Written task — Reproduce each of the records below word for word, leaving out the pictures.

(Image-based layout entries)
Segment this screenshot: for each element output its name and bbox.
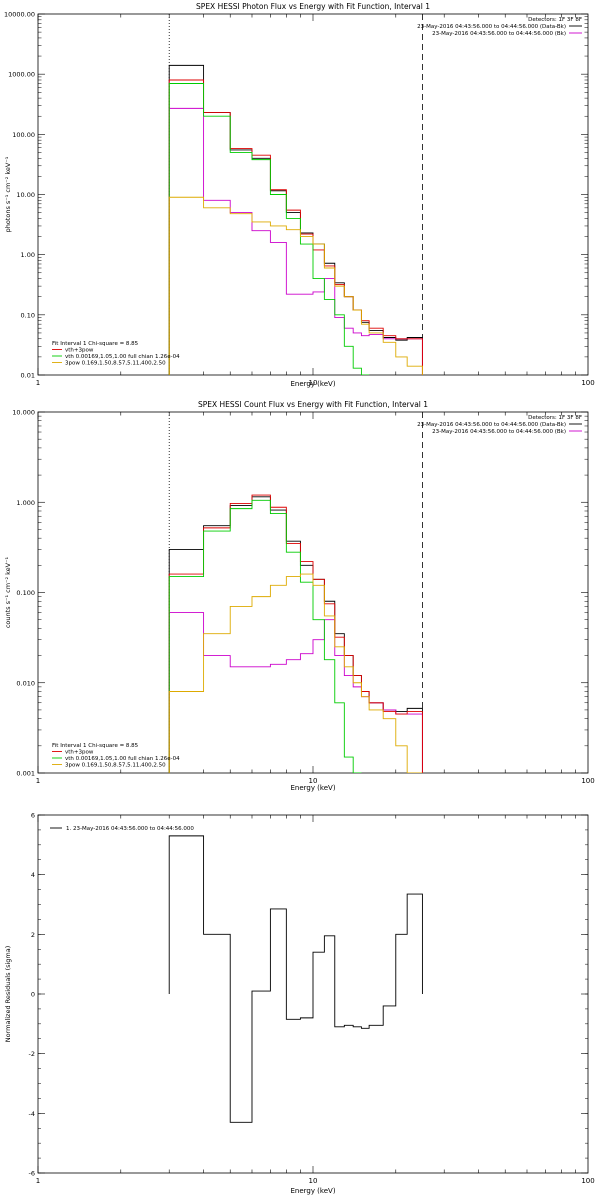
series-line-4 — [168, 83, 370, 375]
legend-header: Detectors: 1F 3F 8F — [528, 17, 582, 23]
series-line-2 — [168, 107, 423, 375]
plot-area — [168, 64, 423, 375]
series-line-5 — [168, 573, 423, 773]
legend-label: 1. 23-May-2016 04:43:56.000 to 04:44:56.… — [66, 826, 194, 832]
x-tick-label: 10 — [309, 777, 318, 785]
y-axis-label: photons s⁻¹ cm⁻² keV⁻¹ — [4, 156, 12, 232]
y-tick-label: 0.010 — [16, 679, 35, 687]
x-tick-label: 10 — [309, 379, 318, 387]
y-tick-label: 1000.00 — [8, 71, 35, 79]
x-axis-label: Energy (keV) — [290, 784, 335, 792]
plot-frame — [37, 13, 589, 376]
y-tick-label: 1.000 — [16, 499, 35, 507]
plot-area — [168, 494, 423, 773]
y-axis-label: Normalized Residuals (sigma) — [4, 946, 12, 1043]
series-line-1 — [168, 496, 423, 773]
y-tick-label: -6 — [29, 1170, 35, 1178]
chart-panel-2: SPEX HESSI Count Flux vs Energy with Fit… — [4, 400, 595, 792]
series-line-3 — [168, 79, 423, 375]
y-tick-label: 2 — [31, 931, 35, 939]
y-tick-label: 6 — [31, 812, 35, 820]
x-tick-label: 10 — [309, 1177, 318, 1185]
plot-area — [168, 835, 423, 1123]
series-line-2 — [168, 612, 423, 773]
y-tick-label: 0 — [31, 991, 35, 999]
legend-label: 23-May-2016 04:43:56.000 to 04:44:56.000… — [432, 429, 566, 435]
chart-title: SPEX HESSI Count Flux vs Energy with Fit… — [198, 400, 428, 409]
legend-label: 23-May-2016 04:43:56.000 to 04:44:56.000… — [417, 24, 566, 30]
fit-legend-label: vth 0.00169,1.05,1.00 full chian 1.26e-0… — [65, 756, 180, 762]
fit-legend-header: Fit Interval 1 Chi-square = 8.85 — [52, 743, 139, 749]
y-tick-label: -4 — [29, 1110, 35, 1118]
chart-panel-1: SPEX HESSI Photon Flux vs Energy with Fi… — [4, 2, 595, 388]
x-tick-label: 1 — [36, 777, 40, 785]
y-axis-label: counts s⁻¹ cm⁻² keV⁻¹ — [4, 556, 12, 628]
y-tick-label: 10.00 — [16, 191, 35, 199]
x-tick-label: 100 — [581, 777, 594, 785]
x-axis-label: Energy (keV) — [290, 1187, 335, 1195]
y-tick-label: 100.00 — [12, 131, 35, 139]
fit-legend-label: vth+3pow — [65, 750, 94, 756]
y-tick-label: 10.000 — [12, 409, 35, 417]
chart-panel-3: 1 10 100 Energy (keV) -6 -4 -2 0 2 4 6 Normalized R… — [4, 812, 595, 1196]
fit-legend-label: 3pow 0.169,1.50,8.57,5.11,400,2.50 — [65, 361, 166, 367]
y-tick-label: 0.10 — [21, 311, 35, 319]
fit-legend-label: 3pow 0.169,1.50,8.57,5.11,400,2.50 — [65, 763, 166, 769]
chart-title: SPEX HESSI Photon Flux vs Energy with Fi… — [196, 2, 430, 11]
y-tick-label: 1.00 — [21, 251, 35, 259]
series-line-3 — [168, 494, 423, 773]
fit-legend-label: vth+3pow — [65, 348, 94, 354]
x-tick-label: 100 — [581, 379, 594, 387]
y-tick-label: 10000.00 — [4, 11, 35, 19]
fit-legend-header: Fit Interval 1 Chi-square = 8.85 — [52, 341, 139, 347]
legend-label: 23-May-2016 04:43:56.000 to 04:44:56.000… — [432, 31, 566, 37]
fit-legend-label: vth 0.00169,1.05,1.00 full chian 1.26e-0… — [65, 354, 180, 360]
x-tick-label: 1 — [36, 1177, 40, 1185]
series-line-1 — [168, 64, 423, 375]
x-axis-label: Energy (keV) — [290, 380, 335, 388]
y-tick-label: -2 — [29, 1050, 35, 1058]
y-tick-label: 0.100 — [16, 589, 35, 597]
legend-label: 23-May-2016 04:43:56.000 to 04:44:56.000… — [417, 422, 566, 428]
y-tick-label: 0.001 — [16, 770, 35, 778]
y-tick-label: 0.01 — [21, 372, 35, 380]
x-tick-label: 100 — [581, 1177, 594, 1185]
y-tick-label: 4 — [31, 871, 35, 879]
x-tick-label: 1 — [36, 379, 40, 387]
legend-header: Detectors: 1F 3F 8F — [528, 415, 582, 421]
series-line-1 — [168, 835, 423, 1123]
series-line-5 — [168, 196, 423, 375]
series-line-4 — [168, 499, 362, 773]
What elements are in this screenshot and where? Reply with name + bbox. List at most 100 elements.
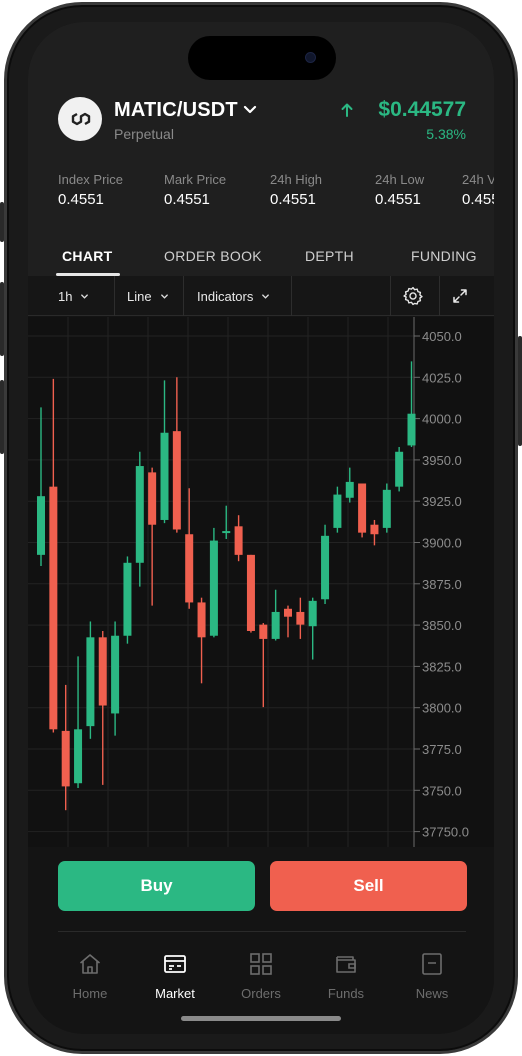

Task result —
Segment this screenshot: for each element output its name and bbox.
series-line-4 — [168, 83, 370, 375]
legend-header: Detectors: 1F 3F 8F — [528, 17, 582, 23]
series-line-2 — [168, 107, 423, 375]
plot-area — [168, 64, 423, 375]
series-line-5 — [168, 573, 423, 773]
legend-label: 1. 23-May-2016 04:43:56.000 to 04:44:56.… — [66, 826, 194, 832]
x-tick-label: 10 — [309, 777, 318, 785]
y-axis-label: photons s⁻¹ cm⁻² keV⁻¹ — [4, 156, 12, 232]
y-tick-label: 0.010 — [16, 679, 35, 687]
x-tick-label: 10 — [309, 379, 318, 387]
y-tick-label: 1000.00 — [8, 71, 35, 79]
x-axis-label: Energy (keV) — [290, 784, 335, 792]
plot-frame — [37, 13, 589, 376]
y-tick-label: 1.000 — [16, 499, 35, 507]
plot-area — [168, 494, 423, 773]
y-axis-label: Normalized Residuals (sigma) — [4, 946, 12, 1043]
series-line-1 — [168, 496, 423, 773]
y-tick-label: -6 — [29, 1170, 35, 1178]
chart-panel-2: SPEX HESSI Count Flux vs Energy with Fit… — [4, 400, 595, 792]
series-line-3 — [168, 79, 423, 375]
y-tick-label: 2 — [31, 931, 35, 939]
y-tick-label: 6 — [31, 812, 35, 820]
x-tick-label: 10 — [309, 1177, 318, 1185]
plot-area — [168, 835, 423, 1123]
series-line-2 — [168, 612, 423, 773]
y-tick-label: 0 — [31, 991, 35, 999]
legend-label: 23-May-2016 04:43:56.000 to 04:44:56.000… — [432, 429, 566, 435]
chart-title: SPEX HESSI Count Flux vs Energy with Fit… — [198, 400, 428, 409]
legend-label: 23-May-2016 04:43:56.000 to 04:44:56.000… — [417, 24, 566, 30]
fit-legend-label: vth 0.00169,1.05,1.00 full chian 1.26e-0… — [65, 756, 180, 762]
fit-legend-header: Fit Interval 1 Chi-square = 8.85 — [52, 743, 139, 749]
y-tick-label: -4 — [29, 1110, 35, 1118]
chart-panel-1: SPEX HESSI Photon Flux vs Energy with Fi… — [4, 2, 595, 388]
x-tick-label: 1 — [36, 777, 40, 785]
y-axis-label: counts s⁻¹ cm⁻² keV⁻¹ — [4, 556, 12, 628]
y-tick-label: 10.00 — [16, 191, 35, 199]
x-tick-label: 100 — [581, 777, 594, 785]
x-axis-label: Energy (keV) — [290, 1187, 335, 1195]
y-tick-label: 100.00 — [12, 131, 35, 139]
fit-legend-label: vth+3pow — [65, 750, 94, 756]
y-tick-label: 10.000 — [12, 409, 35, 417]
chart-panel-3: 1 10 100 Energy (keV) -6 -4 -2 0 2 4 6 Normalized R… — [4, 812, 595, 1196]
fit-legend-label: 3pow 0.169,1.50,8.57,5.11,400,2.50 — [65, 361, 166, 367]
y-tick-label: 0.10 — [21, 311, 35, 319]
fit-legend-label: 3pow 0.169,1.50,8.57,5.11,400,2.50 — [65, 763, 166, 769]
chart-title: SPEX HESSI Photon Flux vs Energy with Fi… — [196, 2, 430, 11]
y-tick-label: 1.00 — [21, 251, 35, 259]
series-line-3 — [168, 494, 423, 773]
fit-legend-label: vth+3pow — [65, 348, 94, 354]
x-tick-label: 100 — [581, 379, 594, 387]
y-tick-label: 10000.00 — [4, 11, 35, 19]
fit-legend-header: Fit Interval 1 Chi-square = 8.85 — [52, 341, 139, 347]
legend-label: 23-May-2016 04:43:56.000 to 04:44:56.000… — [432, 31, 566, 37]
fit-legend-label: vth 0.00169,1.05,1.00 full chian 1.26e-0… — [65, 354, 180, 360]
x-tick-label: 1 — [36, 1177, 40, 1185]
series-line-1 — [168, 64, 423, 375]
x-axis-label: Energy (keV) — [290, 380, 335, 388]
y-tick-label: -2 — [29, 1050, 35, 1058]
y-tick-label: 0.100 — [16, 589, 35, 597]
legend-label: 23-May-2016 04:43:56.000 to 04:44:56.000… — [417, 422, 566, 428]
y-tick-label: 0.001 — [16, 770, 35, 778]
y-tick-label: 0.01 — [21, 372, 35, 380]
x-tick-label: 100 — [581, 1177, 594, 1185]
y-tick-label: 4 — [31, 871, 35, 879]
x-tick-label: 1 — [36, 379, 40, 387]
legend-header: Detectors: 1F 3F 8F — [528, 415, 582, 421]
series-line-1 — [168, 835, 423, 1123]
series-line-5 — [168, 196, 423, 375]
series-line-4 — [168, 499, 362, 773]
What elements are in this screenshot and where? Reply with name + bbox. List at most 100 elements.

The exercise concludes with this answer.